§ **TASK MATERIAL**:
+++
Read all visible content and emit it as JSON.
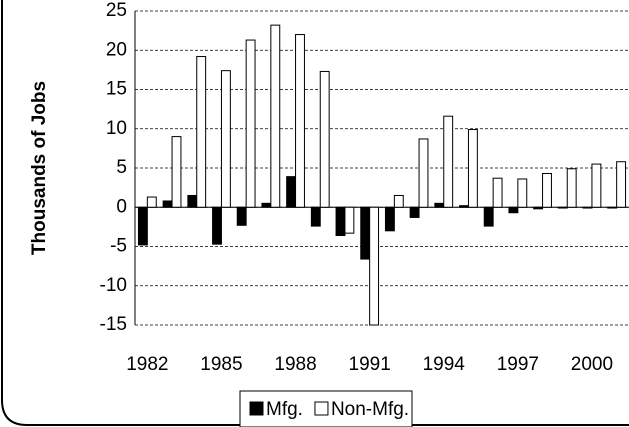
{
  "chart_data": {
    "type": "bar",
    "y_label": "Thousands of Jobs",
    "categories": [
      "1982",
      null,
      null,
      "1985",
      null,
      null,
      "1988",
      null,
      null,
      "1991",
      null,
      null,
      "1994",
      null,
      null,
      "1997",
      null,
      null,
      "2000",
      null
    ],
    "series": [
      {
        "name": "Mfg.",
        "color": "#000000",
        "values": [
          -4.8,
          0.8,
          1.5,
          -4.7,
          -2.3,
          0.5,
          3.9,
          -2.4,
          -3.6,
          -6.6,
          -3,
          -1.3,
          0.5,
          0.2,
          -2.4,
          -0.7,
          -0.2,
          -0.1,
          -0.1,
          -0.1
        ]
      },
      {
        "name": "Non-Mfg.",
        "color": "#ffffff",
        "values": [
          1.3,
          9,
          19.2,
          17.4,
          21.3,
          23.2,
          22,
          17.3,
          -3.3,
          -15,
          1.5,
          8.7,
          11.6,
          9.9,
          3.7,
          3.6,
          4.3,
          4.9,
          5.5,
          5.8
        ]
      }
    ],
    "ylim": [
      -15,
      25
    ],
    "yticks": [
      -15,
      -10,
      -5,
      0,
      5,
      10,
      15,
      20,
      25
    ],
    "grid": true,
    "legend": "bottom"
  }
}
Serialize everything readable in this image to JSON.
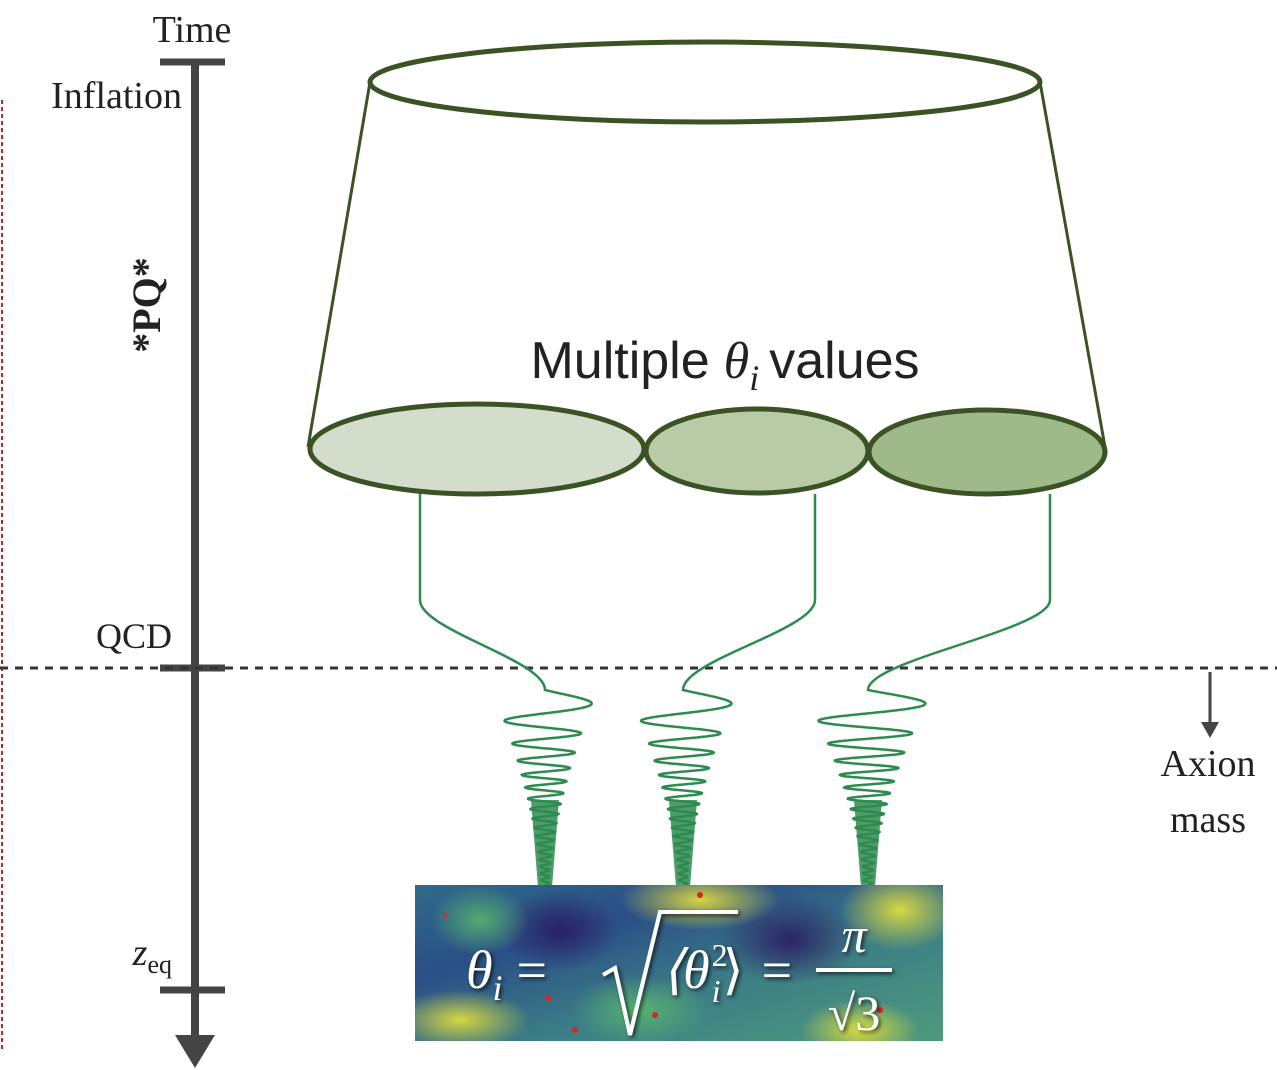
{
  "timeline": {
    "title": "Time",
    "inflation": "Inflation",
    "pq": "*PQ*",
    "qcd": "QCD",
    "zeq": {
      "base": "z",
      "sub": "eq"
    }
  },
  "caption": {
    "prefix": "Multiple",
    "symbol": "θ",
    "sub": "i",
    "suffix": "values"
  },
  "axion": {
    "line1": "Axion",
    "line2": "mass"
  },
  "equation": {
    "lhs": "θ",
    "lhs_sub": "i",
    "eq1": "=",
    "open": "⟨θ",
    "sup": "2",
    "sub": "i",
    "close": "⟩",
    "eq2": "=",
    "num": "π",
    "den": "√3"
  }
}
+++
§ **EXERCISE BRIEF**: Reproduce every record word for word. The copy must contain no pictures.

§ **FULL OUTPUT**:
Read all visible content and emit it as JSON.
{
  "chart_data": {
    "type": "bar",
    "y_label": "Thousands of Jobs",
    "categories": [
      "1982",
      null,
      null,
      "1985",
      null,
      null,
      "1988",
      null,
      null,
      "1991",
      null,
      null,
      "1994",
      null,
      null,
      "1997",
      null,
      null,
      "2000",
      null
    ],
    "series": [
      {
        "name": "Mfg.",
        "color": "#000000",
        "values": [
          -4.8,
          0.8,
          1.5,
          -4.7,
          -2.3,
          0.5,
          3.9,
          -2.4,
          -3.6,
          -6.6,
          -3,
          -1.3,
          0.5,
          0.2,
          -2.4,
          -0.7,
          -0.2,
          -0.1,
          -0.1,
          -0.1
        ]
      },
      {
        "name": "Non-Mfg.",
        "color": "#ffffff",
        "values": [
          1.3,
          9,
          19.2,
          17.4,
          21.3,
          23.2,
          22,
          17.3,
          -3.3,
          -15,
          1.5,
          8.7,
          11.6,
          9.9,
          3.7,
          3.6,
          4.3,
          4.9,
          5.5,
          5.8
        ]
      }
    ],
    "ylim": [
      -15,
      25
    ],
    "yticks": [
      -15,
      -10,
      -5,
      0,
      5,
      10,
      15,
      20,
      25
    ],
    "grid": true,
    "legend": "bottom"
  }
}
Serialize everything readable in this image to JSON.
{
  "timeline": {
    "title": "Time",
    "inflation": "Inflation",
    "pq": "*PQ*",
    "qcd": "QCD",
    "zeq": {
      "base": "z",
      "sub": "eq"
    }
  },
  "caption": {
    "prefix": "Multiple",
    "symbol": "θ",
    "sub": "i",
    "suffix": "values"
  },
  "axion": {
    "line1": "Axion",
    "line2": "mass"
  },
  "equation": {
    "lhs": "θ",
    "lhs_sub": "i",
    "eq1": "=",
    "open": "⟨θ",
    "sup": "2",
    "sub": "i",
    "close": "⟩",
    "eq2": "=",
    "num": "π",
    "den": "√3"
  }
}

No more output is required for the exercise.